* Short exercise *
Identify each line holding the string "Silva" and copy it.

——

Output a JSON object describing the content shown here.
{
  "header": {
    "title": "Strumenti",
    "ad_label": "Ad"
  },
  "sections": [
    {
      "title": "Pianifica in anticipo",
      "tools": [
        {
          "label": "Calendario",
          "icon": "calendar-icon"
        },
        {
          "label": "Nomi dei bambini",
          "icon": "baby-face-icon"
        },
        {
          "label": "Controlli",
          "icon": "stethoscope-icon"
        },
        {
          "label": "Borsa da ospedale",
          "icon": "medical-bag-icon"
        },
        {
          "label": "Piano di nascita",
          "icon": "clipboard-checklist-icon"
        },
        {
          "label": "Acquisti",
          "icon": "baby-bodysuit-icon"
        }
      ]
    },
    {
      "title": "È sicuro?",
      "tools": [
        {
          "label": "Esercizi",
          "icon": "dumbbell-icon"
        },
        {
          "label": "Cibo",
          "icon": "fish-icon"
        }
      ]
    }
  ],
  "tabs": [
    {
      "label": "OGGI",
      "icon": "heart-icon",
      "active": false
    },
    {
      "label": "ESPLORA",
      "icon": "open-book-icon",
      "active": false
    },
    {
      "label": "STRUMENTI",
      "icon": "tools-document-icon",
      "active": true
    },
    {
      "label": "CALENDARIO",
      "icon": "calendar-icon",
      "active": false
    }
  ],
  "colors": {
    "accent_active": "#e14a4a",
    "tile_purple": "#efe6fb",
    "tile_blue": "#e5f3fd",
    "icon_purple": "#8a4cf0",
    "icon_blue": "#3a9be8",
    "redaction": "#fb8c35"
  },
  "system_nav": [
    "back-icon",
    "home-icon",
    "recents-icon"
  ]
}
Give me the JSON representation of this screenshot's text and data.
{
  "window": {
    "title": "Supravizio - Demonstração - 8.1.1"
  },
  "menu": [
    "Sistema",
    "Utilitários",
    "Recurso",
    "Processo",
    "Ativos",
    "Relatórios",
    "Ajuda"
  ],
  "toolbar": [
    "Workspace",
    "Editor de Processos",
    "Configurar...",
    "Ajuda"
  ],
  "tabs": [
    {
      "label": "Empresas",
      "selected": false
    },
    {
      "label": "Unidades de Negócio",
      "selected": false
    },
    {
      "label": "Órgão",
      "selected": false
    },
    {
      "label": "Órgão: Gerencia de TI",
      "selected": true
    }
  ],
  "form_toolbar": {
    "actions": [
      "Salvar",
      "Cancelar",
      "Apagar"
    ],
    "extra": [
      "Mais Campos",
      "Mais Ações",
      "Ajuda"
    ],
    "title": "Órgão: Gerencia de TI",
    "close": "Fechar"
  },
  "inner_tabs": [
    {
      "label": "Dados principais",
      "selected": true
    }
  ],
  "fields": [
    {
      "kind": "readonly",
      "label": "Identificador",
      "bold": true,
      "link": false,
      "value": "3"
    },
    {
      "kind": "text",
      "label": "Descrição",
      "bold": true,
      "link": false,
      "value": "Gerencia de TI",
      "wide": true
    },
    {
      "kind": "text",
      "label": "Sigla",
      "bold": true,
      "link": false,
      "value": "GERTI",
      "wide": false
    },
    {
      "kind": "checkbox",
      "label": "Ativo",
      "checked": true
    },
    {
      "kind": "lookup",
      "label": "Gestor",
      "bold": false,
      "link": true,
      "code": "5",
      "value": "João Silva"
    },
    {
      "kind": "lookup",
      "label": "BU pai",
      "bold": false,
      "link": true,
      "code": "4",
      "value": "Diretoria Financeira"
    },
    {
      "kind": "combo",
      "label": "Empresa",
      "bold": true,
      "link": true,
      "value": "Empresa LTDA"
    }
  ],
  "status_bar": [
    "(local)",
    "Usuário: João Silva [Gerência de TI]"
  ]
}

——

* Result of this exercise *
      "value": "João Silva"
    "Usuário: João Silva [Gerência de TI]"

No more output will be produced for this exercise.